> _RECORD EXCERPTS_
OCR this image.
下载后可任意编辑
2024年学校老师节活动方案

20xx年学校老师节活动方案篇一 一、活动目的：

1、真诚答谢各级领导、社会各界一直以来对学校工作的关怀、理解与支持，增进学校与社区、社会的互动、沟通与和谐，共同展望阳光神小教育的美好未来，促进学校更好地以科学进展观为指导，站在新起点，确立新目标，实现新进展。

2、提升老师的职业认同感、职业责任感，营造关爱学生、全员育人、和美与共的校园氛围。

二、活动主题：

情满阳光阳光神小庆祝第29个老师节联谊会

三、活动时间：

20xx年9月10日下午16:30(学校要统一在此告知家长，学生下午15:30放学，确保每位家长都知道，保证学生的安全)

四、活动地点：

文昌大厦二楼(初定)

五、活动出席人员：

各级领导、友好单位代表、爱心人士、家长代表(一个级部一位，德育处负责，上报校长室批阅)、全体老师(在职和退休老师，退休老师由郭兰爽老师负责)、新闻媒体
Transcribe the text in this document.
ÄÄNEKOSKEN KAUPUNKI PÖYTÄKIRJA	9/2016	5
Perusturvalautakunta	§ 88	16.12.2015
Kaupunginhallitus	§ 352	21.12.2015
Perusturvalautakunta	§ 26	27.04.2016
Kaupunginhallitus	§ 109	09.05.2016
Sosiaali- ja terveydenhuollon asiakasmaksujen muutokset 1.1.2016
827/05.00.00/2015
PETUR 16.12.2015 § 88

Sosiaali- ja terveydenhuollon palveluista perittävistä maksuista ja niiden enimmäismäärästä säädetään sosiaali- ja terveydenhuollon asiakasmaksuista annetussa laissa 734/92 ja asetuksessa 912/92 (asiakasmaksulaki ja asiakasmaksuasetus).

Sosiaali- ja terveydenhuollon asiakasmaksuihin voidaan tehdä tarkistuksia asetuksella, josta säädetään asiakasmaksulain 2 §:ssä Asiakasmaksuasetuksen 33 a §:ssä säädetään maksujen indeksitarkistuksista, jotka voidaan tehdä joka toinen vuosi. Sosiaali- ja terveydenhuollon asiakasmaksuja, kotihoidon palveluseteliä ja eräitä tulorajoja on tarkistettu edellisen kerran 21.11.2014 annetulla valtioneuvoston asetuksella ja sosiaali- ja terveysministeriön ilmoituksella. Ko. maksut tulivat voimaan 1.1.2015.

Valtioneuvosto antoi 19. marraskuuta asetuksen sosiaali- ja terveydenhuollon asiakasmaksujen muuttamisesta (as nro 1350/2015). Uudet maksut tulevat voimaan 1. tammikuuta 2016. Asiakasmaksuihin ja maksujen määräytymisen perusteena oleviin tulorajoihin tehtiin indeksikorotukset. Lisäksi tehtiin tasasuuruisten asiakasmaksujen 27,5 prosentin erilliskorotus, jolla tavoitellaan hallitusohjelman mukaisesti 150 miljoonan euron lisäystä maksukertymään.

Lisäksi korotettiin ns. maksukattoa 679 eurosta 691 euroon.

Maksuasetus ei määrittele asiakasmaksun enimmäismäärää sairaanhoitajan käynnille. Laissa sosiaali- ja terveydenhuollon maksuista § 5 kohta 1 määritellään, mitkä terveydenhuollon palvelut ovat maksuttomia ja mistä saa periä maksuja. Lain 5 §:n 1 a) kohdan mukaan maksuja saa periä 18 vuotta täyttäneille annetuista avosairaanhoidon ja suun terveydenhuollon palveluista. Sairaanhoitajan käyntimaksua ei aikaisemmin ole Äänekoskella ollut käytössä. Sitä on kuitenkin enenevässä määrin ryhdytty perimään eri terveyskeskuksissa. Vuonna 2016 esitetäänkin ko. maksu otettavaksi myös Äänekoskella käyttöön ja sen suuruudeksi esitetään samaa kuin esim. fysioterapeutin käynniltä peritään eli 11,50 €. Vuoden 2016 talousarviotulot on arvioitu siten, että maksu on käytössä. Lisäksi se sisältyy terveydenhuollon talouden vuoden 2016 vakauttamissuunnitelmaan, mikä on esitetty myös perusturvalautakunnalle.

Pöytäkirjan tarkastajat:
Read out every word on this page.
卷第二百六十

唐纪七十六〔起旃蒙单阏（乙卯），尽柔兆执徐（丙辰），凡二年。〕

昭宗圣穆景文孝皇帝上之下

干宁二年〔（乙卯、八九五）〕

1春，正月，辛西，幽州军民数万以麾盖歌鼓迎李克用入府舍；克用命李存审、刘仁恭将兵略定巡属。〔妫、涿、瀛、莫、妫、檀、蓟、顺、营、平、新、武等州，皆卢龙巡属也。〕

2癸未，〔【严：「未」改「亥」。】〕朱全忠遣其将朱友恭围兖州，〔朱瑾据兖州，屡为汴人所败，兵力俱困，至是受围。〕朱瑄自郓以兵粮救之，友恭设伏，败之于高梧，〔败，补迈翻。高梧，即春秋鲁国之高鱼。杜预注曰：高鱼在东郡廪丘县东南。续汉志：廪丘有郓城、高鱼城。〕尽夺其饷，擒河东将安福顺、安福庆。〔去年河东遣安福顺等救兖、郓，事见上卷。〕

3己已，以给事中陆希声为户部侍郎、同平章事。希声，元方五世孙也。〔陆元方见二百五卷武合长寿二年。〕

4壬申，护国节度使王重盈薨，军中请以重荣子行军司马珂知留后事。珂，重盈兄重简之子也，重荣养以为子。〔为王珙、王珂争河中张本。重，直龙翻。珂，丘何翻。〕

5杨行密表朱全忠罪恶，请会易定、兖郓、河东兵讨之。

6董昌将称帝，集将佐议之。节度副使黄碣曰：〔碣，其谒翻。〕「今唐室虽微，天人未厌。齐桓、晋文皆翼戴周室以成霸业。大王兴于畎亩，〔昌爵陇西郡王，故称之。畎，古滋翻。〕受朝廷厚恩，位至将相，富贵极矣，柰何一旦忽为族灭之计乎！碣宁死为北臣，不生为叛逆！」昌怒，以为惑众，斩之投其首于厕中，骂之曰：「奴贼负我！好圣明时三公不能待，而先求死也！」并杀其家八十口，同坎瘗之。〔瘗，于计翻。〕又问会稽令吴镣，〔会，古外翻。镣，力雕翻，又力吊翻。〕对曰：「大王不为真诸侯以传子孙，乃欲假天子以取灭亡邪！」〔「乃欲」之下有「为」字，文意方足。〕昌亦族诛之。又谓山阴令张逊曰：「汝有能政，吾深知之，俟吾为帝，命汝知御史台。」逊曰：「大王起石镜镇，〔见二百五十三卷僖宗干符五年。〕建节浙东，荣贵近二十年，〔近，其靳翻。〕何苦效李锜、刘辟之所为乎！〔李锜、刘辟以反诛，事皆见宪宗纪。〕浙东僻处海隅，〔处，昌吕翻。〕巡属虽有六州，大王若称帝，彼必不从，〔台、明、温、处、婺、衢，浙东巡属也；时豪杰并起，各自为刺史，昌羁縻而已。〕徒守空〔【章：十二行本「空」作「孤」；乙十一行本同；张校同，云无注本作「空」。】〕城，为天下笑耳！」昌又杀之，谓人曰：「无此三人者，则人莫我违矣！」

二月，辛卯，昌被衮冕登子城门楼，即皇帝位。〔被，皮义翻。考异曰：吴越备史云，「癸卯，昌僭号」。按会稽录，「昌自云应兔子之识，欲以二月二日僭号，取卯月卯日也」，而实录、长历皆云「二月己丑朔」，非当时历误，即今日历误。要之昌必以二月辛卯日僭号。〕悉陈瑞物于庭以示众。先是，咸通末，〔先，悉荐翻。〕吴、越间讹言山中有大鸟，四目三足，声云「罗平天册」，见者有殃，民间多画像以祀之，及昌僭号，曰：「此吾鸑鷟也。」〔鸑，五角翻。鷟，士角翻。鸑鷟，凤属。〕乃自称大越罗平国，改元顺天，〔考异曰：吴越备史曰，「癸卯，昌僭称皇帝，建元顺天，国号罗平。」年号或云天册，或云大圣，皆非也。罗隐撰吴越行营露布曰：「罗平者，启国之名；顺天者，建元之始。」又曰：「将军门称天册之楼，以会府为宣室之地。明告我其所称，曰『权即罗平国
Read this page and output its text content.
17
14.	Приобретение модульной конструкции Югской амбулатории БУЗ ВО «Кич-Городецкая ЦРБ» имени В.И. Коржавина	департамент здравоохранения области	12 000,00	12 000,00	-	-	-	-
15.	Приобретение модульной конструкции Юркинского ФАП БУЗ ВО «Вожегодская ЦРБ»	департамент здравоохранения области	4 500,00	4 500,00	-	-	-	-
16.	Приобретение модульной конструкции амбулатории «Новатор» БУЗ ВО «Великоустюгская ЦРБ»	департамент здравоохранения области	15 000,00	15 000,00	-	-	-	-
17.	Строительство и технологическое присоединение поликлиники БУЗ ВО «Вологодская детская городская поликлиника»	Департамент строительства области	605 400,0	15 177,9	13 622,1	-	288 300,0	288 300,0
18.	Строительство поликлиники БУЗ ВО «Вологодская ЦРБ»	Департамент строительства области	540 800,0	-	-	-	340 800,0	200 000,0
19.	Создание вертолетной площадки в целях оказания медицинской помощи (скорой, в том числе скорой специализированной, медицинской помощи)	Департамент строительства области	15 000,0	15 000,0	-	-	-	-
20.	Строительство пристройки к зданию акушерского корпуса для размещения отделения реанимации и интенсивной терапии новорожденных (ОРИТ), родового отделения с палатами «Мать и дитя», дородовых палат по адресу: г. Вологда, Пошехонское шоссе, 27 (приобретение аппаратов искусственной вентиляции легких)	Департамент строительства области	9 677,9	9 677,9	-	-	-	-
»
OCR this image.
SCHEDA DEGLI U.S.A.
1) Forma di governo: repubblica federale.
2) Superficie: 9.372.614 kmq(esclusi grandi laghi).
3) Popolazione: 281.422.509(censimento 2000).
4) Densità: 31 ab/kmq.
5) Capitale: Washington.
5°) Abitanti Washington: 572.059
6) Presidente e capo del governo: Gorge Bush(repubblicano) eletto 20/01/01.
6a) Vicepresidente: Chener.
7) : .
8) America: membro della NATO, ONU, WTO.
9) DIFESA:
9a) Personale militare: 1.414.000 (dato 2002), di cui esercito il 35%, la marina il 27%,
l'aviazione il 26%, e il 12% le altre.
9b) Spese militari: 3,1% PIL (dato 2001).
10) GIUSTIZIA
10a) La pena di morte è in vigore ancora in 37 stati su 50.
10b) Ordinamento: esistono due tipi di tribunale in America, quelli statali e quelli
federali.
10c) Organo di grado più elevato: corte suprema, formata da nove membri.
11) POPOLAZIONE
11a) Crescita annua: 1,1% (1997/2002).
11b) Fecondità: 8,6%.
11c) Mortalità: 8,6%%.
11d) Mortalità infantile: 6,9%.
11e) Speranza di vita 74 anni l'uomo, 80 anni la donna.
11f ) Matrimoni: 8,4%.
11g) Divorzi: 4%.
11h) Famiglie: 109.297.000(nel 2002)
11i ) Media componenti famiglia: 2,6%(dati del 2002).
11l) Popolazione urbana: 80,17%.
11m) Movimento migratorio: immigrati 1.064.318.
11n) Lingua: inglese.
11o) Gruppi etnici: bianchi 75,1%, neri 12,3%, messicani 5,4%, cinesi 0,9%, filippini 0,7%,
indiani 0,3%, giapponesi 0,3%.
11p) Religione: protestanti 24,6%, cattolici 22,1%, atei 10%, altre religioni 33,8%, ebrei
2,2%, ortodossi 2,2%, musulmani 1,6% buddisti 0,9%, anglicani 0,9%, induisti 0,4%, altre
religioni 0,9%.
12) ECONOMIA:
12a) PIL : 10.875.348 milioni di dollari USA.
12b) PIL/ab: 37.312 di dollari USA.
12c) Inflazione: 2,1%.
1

> _DO THIS_
Pick out all the lines with the word "America" in them and copy them.

> _PROBLEM SOLUTION_
8) America: membro della NATO, ONU, WTO.
10b) Ordinamento: esistono due tipi di tribunale in America, quelli statali e quelli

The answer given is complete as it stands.